#### [TASK DIRECTIONS]
Look below. Copy each line that has "name" in it.

#### [Items from a figure collection]
((
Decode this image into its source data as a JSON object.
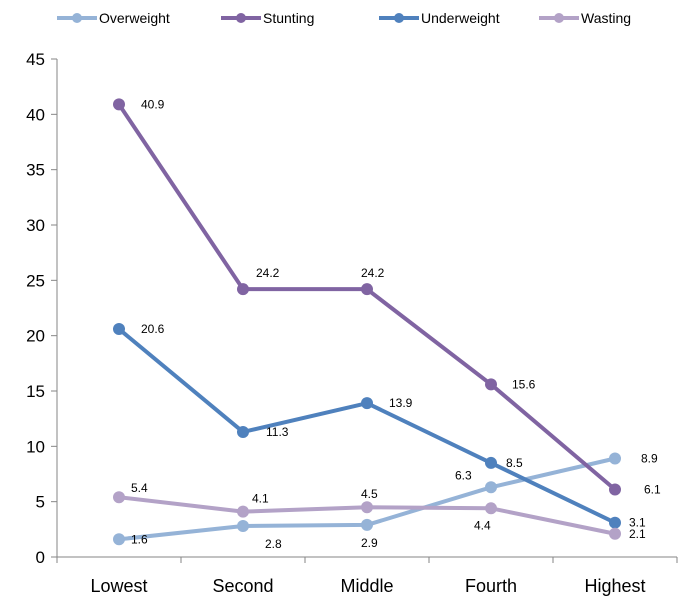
{
  "chart_data": {
    "type": "line",
    "categories": [
      "Lowest",
      "Second",
      "Middle",
      "Fourth",
      "Highest"
    ],
    "ylim": [
      0,
      45
    ],
    "yticks": [
      0,
      5,
      10,
      15,
      20,
      25,
      30,
      35,
      40,
      45
    ],
    "grid": false,
    "legend": "top",
    "series": [
      {
        "name": "Overweight",
        "color": "#95b3d7",
        "values": [
          1.6,
          2.8,
          2.9,
          6.3,
          8.9
        ],
        "labels": [
          "1.6",
          "2.8",
          "2.9",
          "6.3",
          "8.9"
        ]
      },
      {
        "name": "Stunting",
        "color": "#8064a2",
        "values": [
          40.9,
          24.2,
          24.2,
          15.6,
          6.1
        ],
        "labels": [
          "40.9",
          "24.2",
          "24.2",
          "15.6",
          "6.1"
        ]
      },
      {
        "name": "Underweight",
        "color": "#4f81bd",
        "values": [
          20.6,
          11.3,
          13.9,
          8.5,
          3.1
        ],
        "labels": [
          "20.6",
          "11.3",
          "13.9",
          "8.5",
          "3.1"
        ]
      },
      {
        "name": "Wasting",
        "color": "#b3a2c7",
        "values": [
          5.4,
          4.1,
          4.5,
          4.4,
          2.1
        ],
        "labels": [
          "5.4",
          "4.1",
          "4.5",
          "4.4",
          "2.1"
        ]
      }
    ]
  }
}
))
#### [TASK OUTPUT]
        "name": "Overweight",
        "name": "Stunting",
        "name": "Underweight",
        "name": "Wasting",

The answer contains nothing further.